DATASET RECORDS:
──────────────────────────────

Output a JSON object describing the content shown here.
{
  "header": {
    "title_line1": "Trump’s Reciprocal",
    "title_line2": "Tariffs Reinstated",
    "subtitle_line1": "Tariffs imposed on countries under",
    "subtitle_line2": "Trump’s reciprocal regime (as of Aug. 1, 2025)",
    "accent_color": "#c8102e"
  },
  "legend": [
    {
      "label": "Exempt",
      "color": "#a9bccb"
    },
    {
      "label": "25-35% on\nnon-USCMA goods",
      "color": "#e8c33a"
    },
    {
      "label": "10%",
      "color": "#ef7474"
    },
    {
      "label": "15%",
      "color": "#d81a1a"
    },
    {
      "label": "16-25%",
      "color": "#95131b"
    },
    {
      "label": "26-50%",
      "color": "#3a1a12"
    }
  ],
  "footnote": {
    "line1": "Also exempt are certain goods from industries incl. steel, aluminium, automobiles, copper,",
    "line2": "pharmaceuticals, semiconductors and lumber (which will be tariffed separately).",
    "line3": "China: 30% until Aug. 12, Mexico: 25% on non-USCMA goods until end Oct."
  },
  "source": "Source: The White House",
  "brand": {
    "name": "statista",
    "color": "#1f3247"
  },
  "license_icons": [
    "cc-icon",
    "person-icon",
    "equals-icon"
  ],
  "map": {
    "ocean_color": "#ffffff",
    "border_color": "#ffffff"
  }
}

──────────────────────────────

EXERCISE BRIEF: All of the material above needs to be copied exactly.

EXPECTED ANSWER:
Output a JSON object describing the content shown here.
{
  "header": {
    "title_line1": "Trump’s Reciprocal",
    "title_line2": "Tariffs Reinstated",
    "subtitle_line1": "Tariffs imposed on countries under",
    "subtitle_line2": "Trump’s reciprocal regime (as of Aug. 1, 2025)",
    "accent_color": "#c8102e"
  },
  "legend": [
    {
      "label": "Exempt",
      "color": "#a9bccb"
    },
    {
      "label": "25-35% on\nnon-USCMA goods",
      "color": "#e8c33a"
    },
    {
      "label": "10%",
      "color": "#ef7474"
    },
    {
      "label": "15%",
      "color": "#d81a1a"
    },
    {
      "label": "16-25%",
      "color": "#95131b"
    },
    {
      "label": "26-50%",
      "color": "#3a1a12"
    }
  ],
  "footnote": {
    "line1": "Also exempt are certain goods from industries incl. steel, aluminium, automobiles, copper,",
    "line2": "pharmaceuticals, semiconductors and lumber (which will be tariffed separately).",
    "line3": "China: 30% until Aug. 12, Mexico: 25% on non-USCMA goods until end Oct."
  },
  "source": "Source: The White House",
  "brand": {
    "name": "statista",
    "color": "#1f3247"
  },
  "license_icons": [
    "cc-icon",
    "person-icon",
    "equals-icon"
  ],
  "map": {
    "ocean_color": "#ffffff",
    "border_color": "#ffffff"
  }
}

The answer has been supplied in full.